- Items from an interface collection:
--

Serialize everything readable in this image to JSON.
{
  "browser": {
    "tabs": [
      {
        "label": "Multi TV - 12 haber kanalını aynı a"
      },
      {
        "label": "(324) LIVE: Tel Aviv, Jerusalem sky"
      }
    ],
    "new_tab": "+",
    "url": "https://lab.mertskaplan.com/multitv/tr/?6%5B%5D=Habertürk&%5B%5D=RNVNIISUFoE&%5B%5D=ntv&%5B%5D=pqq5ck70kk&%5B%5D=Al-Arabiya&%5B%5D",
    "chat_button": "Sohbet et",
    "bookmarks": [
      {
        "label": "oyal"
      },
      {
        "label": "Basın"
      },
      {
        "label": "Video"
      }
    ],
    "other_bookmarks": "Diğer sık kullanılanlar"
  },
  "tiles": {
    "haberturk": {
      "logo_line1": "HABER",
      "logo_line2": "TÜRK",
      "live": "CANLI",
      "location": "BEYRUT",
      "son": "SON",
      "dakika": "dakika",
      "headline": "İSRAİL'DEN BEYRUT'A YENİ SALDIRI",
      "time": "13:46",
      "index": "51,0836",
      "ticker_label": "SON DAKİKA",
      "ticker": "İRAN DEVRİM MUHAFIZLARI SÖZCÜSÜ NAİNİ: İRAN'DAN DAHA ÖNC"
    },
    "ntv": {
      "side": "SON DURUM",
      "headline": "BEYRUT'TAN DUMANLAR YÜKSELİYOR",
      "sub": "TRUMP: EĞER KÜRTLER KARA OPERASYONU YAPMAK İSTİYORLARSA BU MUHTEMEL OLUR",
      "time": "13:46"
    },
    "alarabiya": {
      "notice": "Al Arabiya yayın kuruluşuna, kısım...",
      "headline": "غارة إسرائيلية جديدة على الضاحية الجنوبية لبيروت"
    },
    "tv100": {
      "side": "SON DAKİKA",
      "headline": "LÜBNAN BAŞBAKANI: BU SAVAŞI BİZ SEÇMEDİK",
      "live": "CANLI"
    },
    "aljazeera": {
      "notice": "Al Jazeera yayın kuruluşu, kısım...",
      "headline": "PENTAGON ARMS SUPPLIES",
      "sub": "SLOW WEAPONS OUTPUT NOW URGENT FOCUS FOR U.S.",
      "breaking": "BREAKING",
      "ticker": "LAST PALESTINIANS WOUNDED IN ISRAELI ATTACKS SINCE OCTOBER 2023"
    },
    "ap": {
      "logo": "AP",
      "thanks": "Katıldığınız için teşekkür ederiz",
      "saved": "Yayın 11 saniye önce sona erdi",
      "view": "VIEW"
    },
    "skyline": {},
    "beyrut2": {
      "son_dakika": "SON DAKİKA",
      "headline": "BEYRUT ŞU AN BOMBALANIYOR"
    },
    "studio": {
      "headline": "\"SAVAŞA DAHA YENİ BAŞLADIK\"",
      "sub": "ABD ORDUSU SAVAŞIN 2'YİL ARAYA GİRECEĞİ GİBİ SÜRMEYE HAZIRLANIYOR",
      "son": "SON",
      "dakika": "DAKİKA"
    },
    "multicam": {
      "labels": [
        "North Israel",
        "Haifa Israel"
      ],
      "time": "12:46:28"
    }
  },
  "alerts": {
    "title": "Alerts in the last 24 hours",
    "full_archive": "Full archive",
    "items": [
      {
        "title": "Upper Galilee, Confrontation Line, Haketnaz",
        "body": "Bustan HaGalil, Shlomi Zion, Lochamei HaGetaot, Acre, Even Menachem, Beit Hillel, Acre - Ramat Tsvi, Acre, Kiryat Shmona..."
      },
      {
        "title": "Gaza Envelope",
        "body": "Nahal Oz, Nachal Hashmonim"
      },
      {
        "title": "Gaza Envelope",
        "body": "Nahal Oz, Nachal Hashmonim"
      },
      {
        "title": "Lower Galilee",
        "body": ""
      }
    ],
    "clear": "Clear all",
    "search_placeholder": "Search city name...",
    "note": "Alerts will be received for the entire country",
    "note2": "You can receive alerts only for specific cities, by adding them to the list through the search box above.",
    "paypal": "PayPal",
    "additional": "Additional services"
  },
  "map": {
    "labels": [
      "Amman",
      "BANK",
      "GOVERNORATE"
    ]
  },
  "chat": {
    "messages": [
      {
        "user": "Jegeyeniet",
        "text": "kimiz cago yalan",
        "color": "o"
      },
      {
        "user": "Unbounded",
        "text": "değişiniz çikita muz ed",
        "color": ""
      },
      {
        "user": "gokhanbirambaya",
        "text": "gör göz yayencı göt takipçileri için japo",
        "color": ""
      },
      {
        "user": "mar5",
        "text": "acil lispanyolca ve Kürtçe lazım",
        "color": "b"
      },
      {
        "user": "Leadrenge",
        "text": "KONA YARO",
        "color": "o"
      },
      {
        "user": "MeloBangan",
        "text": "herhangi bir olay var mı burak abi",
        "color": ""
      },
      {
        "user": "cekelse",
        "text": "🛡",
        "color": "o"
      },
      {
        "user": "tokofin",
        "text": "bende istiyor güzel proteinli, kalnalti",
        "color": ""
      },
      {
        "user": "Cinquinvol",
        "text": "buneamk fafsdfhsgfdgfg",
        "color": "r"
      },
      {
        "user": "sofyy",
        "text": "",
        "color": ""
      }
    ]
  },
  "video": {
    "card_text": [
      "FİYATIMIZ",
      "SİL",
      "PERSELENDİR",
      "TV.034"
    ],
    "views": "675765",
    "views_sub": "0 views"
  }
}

--

- What you should do:
Gather up, from the records above, each line where the word "için" appears.

- Task response:
      "thanks": "Katıldığınız için teşekkür ederiz",
        "text": "gör göz yayencı göt takipçileri için japo",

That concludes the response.